*PROBLEM DESCRIPTION*. Every line in the listing is to be echoed verbatim.

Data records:
--*--

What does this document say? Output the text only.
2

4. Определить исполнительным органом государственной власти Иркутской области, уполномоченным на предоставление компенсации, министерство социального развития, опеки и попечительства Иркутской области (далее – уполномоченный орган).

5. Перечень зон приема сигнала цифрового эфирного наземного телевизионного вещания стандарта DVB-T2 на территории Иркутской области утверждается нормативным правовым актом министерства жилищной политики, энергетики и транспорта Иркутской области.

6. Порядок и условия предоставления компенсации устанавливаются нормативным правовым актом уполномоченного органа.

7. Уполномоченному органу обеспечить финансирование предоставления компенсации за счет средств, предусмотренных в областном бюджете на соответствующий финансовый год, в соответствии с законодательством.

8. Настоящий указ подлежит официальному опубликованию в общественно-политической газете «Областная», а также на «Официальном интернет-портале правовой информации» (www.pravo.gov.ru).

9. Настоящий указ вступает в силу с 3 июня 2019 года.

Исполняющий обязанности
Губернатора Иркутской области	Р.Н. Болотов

--*--

*TASK ANSWER*.
What does this document say? Output the text only.
2

4. Определить исполнительным органом государственной власти Иркутской области, уполномоченным на предоставление компенсации, министерство социального развития, опеки и попечительства Иркутской области (далее – уполномоченный орган).

5. Перечень зон приема сигнала цифрового эфирного наземного телевизионного вещания стандарта DVB-T2 на территории Иркутской области утверждается нормативным правовым актом министерства жилищной политики, энергетики и транспорта Иркутской области.

6. Порядок и условия предоставления компенсации устанавливаются нормативным правовым актом уполномоченного органа.

7. Уполномоченному органу обеспечить финансирование предоставления компенсации за счет средств, предусмотренных в областном бюджете на соответствующий финансовый год, в соответствии с законодательством.

8. Настоящий указ подлежит официальному опубликованию в общественно-политической газете «Областная», а также на «Официальном интернет-портале правовой информации» (www.pravo.gov.ru).

9. Настоящий указ вступает в силу с 3 июня 2019 года.

Исполняющий обязанности
Губернатора Иркутской области	Р.Н. Болотов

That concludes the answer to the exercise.